== RECORD LIST ==

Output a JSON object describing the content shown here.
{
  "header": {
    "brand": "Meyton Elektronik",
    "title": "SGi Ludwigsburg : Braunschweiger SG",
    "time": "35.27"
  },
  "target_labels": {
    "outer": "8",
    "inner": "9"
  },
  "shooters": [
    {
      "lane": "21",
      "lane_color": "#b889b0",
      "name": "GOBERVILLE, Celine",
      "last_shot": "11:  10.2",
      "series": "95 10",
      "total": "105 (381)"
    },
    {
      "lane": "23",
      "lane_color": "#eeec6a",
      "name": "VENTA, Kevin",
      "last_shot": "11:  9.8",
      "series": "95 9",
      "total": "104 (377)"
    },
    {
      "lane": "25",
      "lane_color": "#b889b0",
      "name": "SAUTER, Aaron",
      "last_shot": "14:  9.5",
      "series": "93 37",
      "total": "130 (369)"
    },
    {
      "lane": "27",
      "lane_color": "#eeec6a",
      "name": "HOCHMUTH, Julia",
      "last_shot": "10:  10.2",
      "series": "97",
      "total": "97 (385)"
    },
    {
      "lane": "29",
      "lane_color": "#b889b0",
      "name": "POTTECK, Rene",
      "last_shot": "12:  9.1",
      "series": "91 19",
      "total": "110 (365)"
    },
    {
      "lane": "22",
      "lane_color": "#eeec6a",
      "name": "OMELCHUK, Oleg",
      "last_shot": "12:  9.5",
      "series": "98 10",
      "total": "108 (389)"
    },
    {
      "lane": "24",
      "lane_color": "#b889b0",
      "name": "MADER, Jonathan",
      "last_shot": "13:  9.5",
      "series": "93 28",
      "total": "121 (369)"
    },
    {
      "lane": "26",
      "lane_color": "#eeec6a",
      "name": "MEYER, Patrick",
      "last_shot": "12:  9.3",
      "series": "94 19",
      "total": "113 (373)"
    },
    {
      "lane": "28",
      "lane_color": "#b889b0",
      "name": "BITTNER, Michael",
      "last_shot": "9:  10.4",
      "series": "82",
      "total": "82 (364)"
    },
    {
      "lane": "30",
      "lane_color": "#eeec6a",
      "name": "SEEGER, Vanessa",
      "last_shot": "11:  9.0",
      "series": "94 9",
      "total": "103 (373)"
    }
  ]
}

===

### REQUIREMENTS
Go through the listing and copy all of it exactly.

### ANSWER TO THE PROBLEM
Output a JSON object describing the content shown here.
{
  "header": {
    "brand": "Meyton Elektronik",
    "title": "SGi Ludwigsburg : Braunschweiger SG",
    "time": "35.27"
  },
  "target_labels": {
    "outer": "8",
    "inner": "9"
  },
  "shooters": [
    {
      "lane": "21",
      "lane_color": "#b889b0",
      "name": "GOBERVILLE, Celine",
      "last_shot": "11:  10.2",
      "series": "95 10",
      "total": "105 (381)"
    },
    {
      "lane": "23",
      "lane_color": "#eeec6a",
      "name": "VENTA, Kevin",
      "last_shot": "11:  9.8",
      "series": "95 9",
      "total": "104 (377)"
    },
    {
      "lane": "25",
      "lane_color": "#b889b0",
      "name": "SAUTER, Aaron",
      "last_shot": "14:  9.5",
      "series": "93 37",
      "total": "130 (369)"
    },
    {
      "lane": "27",
      "lane_color": "#eeec6a",
      "name": "HOCHMUTH, Julia",
      "last_shot": "10:  10.2",
      "series": "97",
      "total": "97 (385)"
    },
    {
      "lane": "29",
      "lane_color": "#b889b0",
      "name": "POTTECK, Rene",
      "last_shot": "12:  9.1",
      "series": "91 19",
      "total": "110 (365)"
    },
    {
      "lane": "22",
      "lane_color": "#eeec6a",
      "name": "OMELCHUK, Oleg",
      "last_shot": "12:  9.5",
      "series": "98 10",
      "total": "108 (389)"
    },
    {
      "lane": "24",
      "lane_color": "#b889b0",
      "name": "MADER, Jonathan",
      "last_shot": "13:  9.5",
      "series": "93 28",
      "total": "121 (369)"
    },
    {
      "lane": "26",
      "lane_color": "#eeec6a",
      "name": "MEYER, Patrick",
      "last_shot": "12:  9.3",
      "series": "94 19",
      "total": "113 (373)"
    },
    {
      "lane": "28",
      "lane_color": "#b889b0",
      "name": "BITTNER, Michael",
      "last_shot": "9:  10.4",
      "series": "82",
      "total": "82 (364)"
    },
    {
      "lane": "30",
      "lane_color": "#eeec6a",
      "name": "SEEGER, Vanessa",
      "last_shot": "11:  9.0",
      "series": "94 9",
      "total": "103 (373)"
    }
  ]
}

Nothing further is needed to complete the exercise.